▸ **WRITTEN TASK 1**: From the motherboard review, reproduce word for word the part that opens with the words containing "Many workstations use" and closes with "where it is at.".
▸ **WRITTEN TASK 2**:
Answer these questions using the motherboard review:
(a) Up to how many DDR4 DIMMs can AMD Ryzen Threadripper CPU packages utilize?
(b) Which feature adds RGB effects?
(c) What capacities of RDIMM sets were tried without success?
▸ **WRITTEN TASK 3**: Translate this sentence from the motherboard review into Spanish: "We tried with several sets of 16GB and 32GB RDIMMs to no avail."

With the release of the AMD Ryzen Threadripper series CPUs and accompanying X399 platform, we have our first motherboard review, the MSI X99 Gaming Pro Carbon AC. In terms of positioning, this is a premium motherboard in the market. AMD Ryzen Threadripper CPU packages are large. They can utilize up to eight DDR4 DIMMs and have 64 lanes of PCIe 3.0 for expansion. Compared to anything single socket of just a quarter ago, the AMD Threadripper platform has tons of expandability. While going Intel X79/ X99 often meant foregoing some useful workstation features, the AMD X399 platform is thoroughly modern. Let us take a look at MSI’s offering in this space.
Many workstations use boards like this for dual purposes, gaming and work related tasks like we do. MSI has built in a lot of features on the X399 Gaming Pro Carbon AC, enough to satisfy just about every user’s need. Mystic Light will add all the RGB effects you could want to make your rig stand out. It even supports VR READY and VR BOOST which can be useful for designers that require VR support. We also like plenty of USB ports which there is no shortage of on the X399 Gaming Pro Carbon AC.
Before we get too far, if you are looking for massive amounts of RAM, and support for ECC RDIMMs, look elsewhere. We tried with several sets of 16GB and 32GB RDIMMs to no avail. Unbuffered DDR4 is where it is at.

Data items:
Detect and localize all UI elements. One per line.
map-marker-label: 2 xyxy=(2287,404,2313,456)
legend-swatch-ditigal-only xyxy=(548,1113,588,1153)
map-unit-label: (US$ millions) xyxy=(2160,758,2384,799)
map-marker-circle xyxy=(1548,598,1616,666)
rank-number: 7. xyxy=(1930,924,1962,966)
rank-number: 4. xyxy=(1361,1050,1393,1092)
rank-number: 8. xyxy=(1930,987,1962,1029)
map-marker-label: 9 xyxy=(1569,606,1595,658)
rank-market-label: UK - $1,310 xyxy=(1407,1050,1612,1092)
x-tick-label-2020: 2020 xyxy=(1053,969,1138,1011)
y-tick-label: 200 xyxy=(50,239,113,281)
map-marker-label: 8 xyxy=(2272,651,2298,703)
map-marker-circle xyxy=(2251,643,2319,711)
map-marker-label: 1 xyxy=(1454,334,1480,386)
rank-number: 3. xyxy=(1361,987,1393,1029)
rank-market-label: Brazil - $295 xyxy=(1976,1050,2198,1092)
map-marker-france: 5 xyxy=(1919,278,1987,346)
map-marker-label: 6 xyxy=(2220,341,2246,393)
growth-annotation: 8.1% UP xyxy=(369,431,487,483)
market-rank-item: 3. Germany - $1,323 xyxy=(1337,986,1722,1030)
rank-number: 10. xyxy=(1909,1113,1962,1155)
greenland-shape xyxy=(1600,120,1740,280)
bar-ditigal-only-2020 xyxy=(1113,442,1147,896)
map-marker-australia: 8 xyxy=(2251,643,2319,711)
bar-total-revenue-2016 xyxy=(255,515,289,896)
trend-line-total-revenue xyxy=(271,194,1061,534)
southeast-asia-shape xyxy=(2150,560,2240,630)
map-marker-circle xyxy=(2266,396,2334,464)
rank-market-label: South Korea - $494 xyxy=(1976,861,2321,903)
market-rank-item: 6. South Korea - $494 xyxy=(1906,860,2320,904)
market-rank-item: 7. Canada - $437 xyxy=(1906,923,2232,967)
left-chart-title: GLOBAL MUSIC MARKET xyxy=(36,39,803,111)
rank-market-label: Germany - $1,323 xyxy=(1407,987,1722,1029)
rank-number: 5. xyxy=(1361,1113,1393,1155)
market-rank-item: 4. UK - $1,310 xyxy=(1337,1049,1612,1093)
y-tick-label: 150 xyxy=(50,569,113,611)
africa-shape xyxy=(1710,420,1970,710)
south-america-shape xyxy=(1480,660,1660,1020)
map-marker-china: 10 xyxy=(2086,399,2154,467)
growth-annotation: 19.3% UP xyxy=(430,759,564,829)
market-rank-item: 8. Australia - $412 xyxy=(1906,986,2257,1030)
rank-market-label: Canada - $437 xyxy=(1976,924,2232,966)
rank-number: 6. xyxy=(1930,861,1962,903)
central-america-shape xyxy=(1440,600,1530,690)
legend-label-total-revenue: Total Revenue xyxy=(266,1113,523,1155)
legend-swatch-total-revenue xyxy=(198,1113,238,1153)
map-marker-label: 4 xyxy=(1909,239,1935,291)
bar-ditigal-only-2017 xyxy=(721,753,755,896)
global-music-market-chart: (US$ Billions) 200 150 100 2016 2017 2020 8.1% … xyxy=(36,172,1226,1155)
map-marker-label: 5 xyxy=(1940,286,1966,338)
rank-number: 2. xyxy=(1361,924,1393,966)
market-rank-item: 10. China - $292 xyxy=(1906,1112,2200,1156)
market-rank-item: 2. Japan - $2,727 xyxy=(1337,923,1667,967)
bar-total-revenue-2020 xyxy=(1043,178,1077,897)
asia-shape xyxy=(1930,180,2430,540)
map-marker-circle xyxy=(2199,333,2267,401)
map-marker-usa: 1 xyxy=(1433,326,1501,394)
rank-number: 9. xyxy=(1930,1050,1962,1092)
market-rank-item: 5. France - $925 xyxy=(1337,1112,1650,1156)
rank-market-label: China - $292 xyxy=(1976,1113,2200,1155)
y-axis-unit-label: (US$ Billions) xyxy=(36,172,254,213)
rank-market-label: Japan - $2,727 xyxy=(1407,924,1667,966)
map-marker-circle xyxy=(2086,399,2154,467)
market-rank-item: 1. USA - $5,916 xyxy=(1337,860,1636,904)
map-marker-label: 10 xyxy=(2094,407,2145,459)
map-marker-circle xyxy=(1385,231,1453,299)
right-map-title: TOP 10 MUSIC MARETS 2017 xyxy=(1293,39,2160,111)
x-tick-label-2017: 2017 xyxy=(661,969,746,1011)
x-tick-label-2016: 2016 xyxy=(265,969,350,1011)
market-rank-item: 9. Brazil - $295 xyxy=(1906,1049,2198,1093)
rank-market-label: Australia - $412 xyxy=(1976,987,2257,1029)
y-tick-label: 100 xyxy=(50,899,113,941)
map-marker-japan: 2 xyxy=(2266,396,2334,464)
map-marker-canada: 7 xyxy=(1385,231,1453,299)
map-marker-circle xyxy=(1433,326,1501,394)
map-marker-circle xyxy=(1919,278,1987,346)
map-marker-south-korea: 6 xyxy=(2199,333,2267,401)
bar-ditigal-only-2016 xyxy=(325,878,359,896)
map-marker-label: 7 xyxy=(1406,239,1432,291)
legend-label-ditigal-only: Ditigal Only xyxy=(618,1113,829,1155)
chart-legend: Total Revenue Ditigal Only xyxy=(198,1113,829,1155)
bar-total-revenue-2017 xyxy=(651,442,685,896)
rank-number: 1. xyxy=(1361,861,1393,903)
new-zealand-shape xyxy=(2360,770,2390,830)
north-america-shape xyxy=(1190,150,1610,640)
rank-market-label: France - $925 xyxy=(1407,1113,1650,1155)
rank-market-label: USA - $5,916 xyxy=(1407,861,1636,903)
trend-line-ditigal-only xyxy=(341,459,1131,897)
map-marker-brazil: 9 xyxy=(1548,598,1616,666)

▸ **FULL ANSWER 1**:
Many workstations use boards like this for dual purposes, gaming and work related tasks like we do. MSI has built in a lot of features on the X399 Gaming Pro Carbon AC, enough to satisfy just about every user’s need. Mystic Light will add all the RGB effects you could want to make your rig stand out. It even supports VR READY and VR BOOST which can be useful for designers that require VR support. We also like plenty of USB ports which there is no shortage of on the X399 Gaming Pro Carbon AC.
Before we get too far, if you are looking for massive amounts of RAM, and support for ECC RDIMMs, look elsewhere. We tried with several sets of 16GB and 32GB RDIMMs to no avail. Unbuffered DDR4 is where it is at.

▸ **FULL ANSWER 2**:
(a) Eight.
(b) Mystic Light.
(c) 16GB and 32GB.

▸ **FULL ANSWER 3**: Probamos con varios juegos de RDIMM de 16GB y 32GB, sin éxito.